[Exercise task]
Go through the lines below and copy each one that holds the string "error".

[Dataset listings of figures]

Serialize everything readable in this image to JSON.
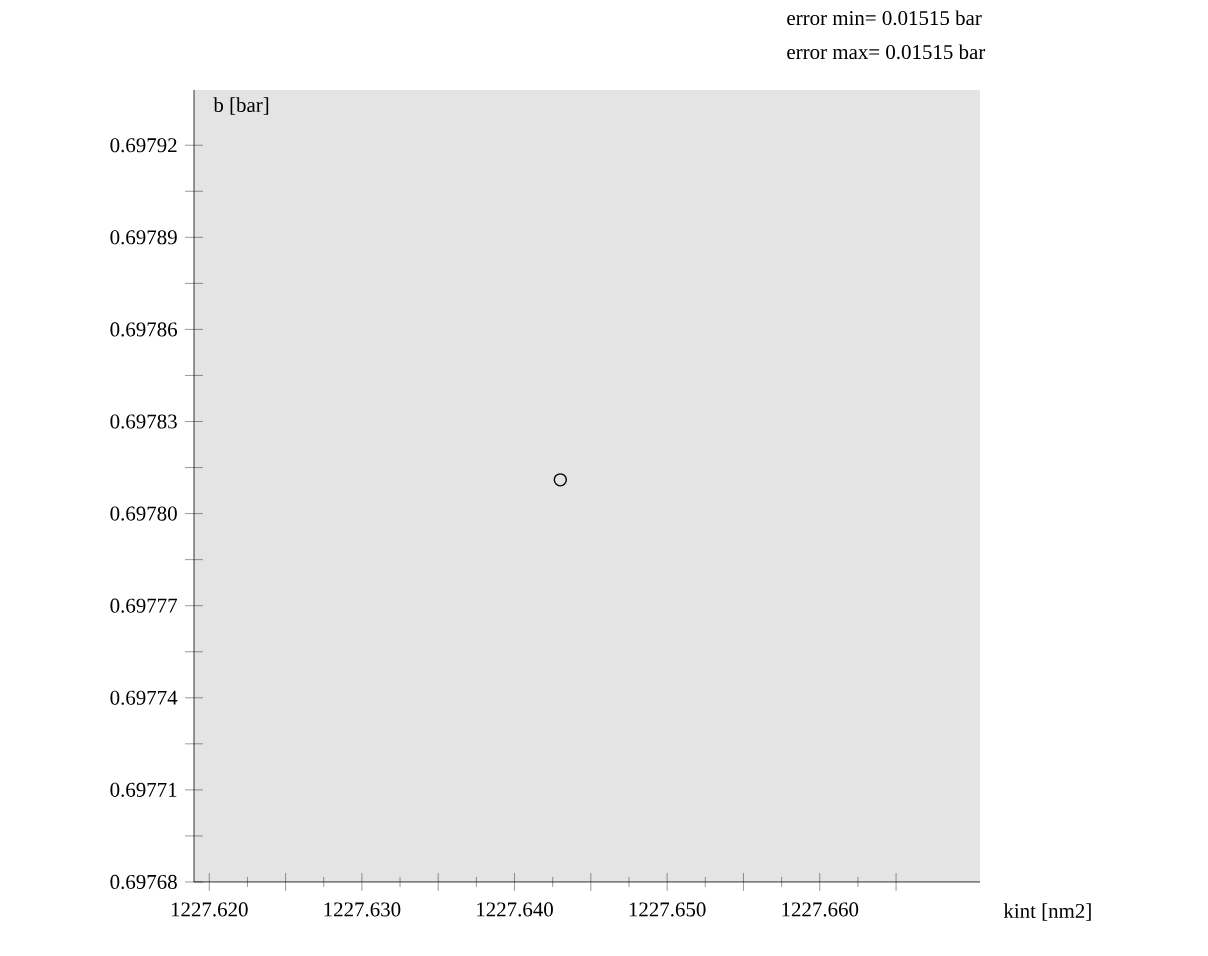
{
  "chart_data": {
    "type": "scatter",
    "xlabel": "kint [nm2]",
    "ylabel": "b [bar]",
    "annotations": [
      "error min= 0.01515 bar",
      "error max= 0.01515 bar"
    ],
    "x": [
      1227.643
    ],
    "values": [
      0.697811
    ],
    "color": "#000000",
    "marker": "circle",
    "xlim": [
      1227.619,
      1227.6705
    ],
    "ylim": [
      0.69768,
      0.697938
    ],
    "xticks": [
      {
        "value": 1227.62,
        "label": "1227.620"
      },
      {
        "value": 1227.625,
        "label": null
      },
      {
        "value": 1227.63,
        "label": "1227.630"
      },
      {
        "value": 1227.635,
        "label": null
      },
      {
        "value": 1227.64,
        "label": "1227.640"
      },
      {
        "value": 1227.645,
        "label": null
      },
      {
        "value": 1227.65,
        "label": "1227.650"
      },
      {
        "value": 1227.655,
        "label": null
      },
      {
        "value": 1227.66,
        "label": "1227.660"
      },
      {
        "value": 1227.665,
        "label": null
      }
    ],
    "yticks": [
      {
        "value": 0.69768,
        "label": "0.69768"
      },
      {
        "value": 0.697695,
        "label": null
      },
      {
        "value": 0.69771,
        "label": "0.69771"
      },
      {
        "value": 0.697725,
        "label": null
      },
      {
        "value": 0.69774,
        "label": "0.69774"
      },
      {
        "value": 0.697755,
        "label": null
      },
      {
        "value": 0.69777,
        "label": "0.69777"
      },
      {
        "value": 0.697785,
        "label": null
      },
      {
        "value": 0.6978,
        "label": "0.69780"
      },
      {
        "value": 0.697815,
        "label": null
      },
      {
        "value": 0.69783,
        "label": "0.69783"
      },
      {
        "value": 0.697845,
        "label": null
      },
      {
        "value": 0.69786,
        "label": "0.69786"
      },
      {
        "value": 0.697875,
        "label": null
      },
      {
        "value": 0.69789,
        "label": "0.69789"
      },
      {
        "value": 0.697905,
        "label": null
      },
      {
        "value": 0.69792,
        "label": "0.69792"
      }
    ]
  }
}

[Complete output]
      "error min= 0.01515 bar",
      "error max= 0.01515 bar"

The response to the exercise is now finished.